Task to carry out ->
Leave out all pictures and retype exactly the lines from the one with "Enumerate this screenshot's" through the last line of the material.

Figure record extracts ->

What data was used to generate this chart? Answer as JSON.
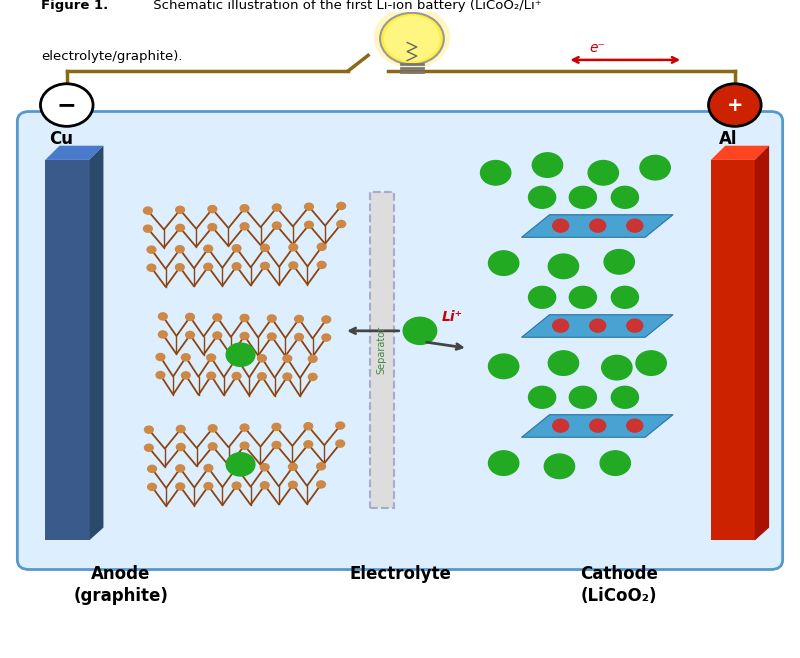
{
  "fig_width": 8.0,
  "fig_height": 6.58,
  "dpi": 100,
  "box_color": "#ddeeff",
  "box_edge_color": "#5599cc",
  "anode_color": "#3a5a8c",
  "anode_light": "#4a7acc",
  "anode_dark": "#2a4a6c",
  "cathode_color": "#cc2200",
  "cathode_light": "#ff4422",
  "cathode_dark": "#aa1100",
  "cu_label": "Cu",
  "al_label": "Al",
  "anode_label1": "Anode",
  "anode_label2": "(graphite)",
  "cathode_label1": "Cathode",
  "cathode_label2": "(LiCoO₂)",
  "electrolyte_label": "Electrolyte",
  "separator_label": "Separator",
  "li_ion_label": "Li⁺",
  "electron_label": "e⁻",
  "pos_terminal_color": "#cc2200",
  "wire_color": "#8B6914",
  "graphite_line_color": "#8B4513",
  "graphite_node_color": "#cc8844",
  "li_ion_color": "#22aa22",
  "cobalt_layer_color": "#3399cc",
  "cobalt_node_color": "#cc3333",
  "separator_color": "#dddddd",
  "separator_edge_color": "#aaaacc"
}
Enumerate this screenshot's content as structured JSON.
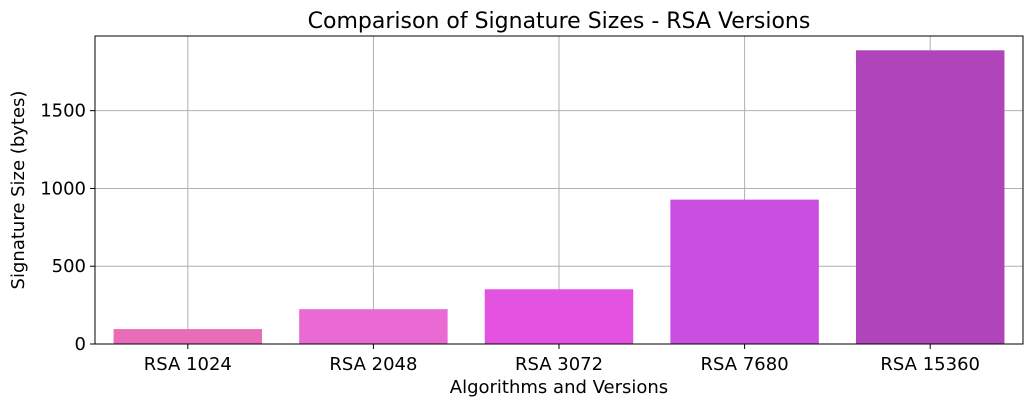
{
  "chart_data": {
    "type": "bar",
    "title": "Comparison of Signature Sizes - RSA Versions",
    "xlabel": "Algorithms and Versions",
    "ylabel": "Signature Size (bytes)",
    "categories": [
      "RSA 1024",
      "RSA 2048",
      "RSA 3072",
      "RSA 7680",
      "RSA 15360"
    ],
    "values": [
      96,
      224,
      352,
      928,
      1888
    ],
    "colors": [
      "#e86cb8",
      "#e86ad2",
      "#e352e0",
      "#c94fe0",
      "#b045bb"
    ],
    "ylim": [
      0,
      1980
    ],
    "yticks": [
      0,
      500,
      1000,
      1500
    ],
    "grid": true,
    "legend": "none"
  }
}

Exercise answer ->
Enumerate this screenshot's content as structured JSON.
{
  "chart_data": {
    "type": "bar",
    "title": "Comparison of Signature Sizes - RSA Versions",
    "xlabel": "Algorithms and Versions",
    "ylabel": "Signature Size (bytes)",
    "categories": [
      "RSA 1024",
      "RSA 2048",
      "RSA 3072",
      "RSA 7680",
      "RSA 15360"
    ],
    "values": [
      96,
      224,
      352,
      928,
      1888
    ],
    "colors": [
      "#e86cb8",
      "#e86ad2",
      "#e352e0",
      "#c94fe0",
      "#b045bb"
    ],
    "ylim": [
      0,
      1980
    ],
    "yticks": [
      0,
      500,
      1000,
      1500
    ],
    "grid": true,
    "legend": "none"
  }
}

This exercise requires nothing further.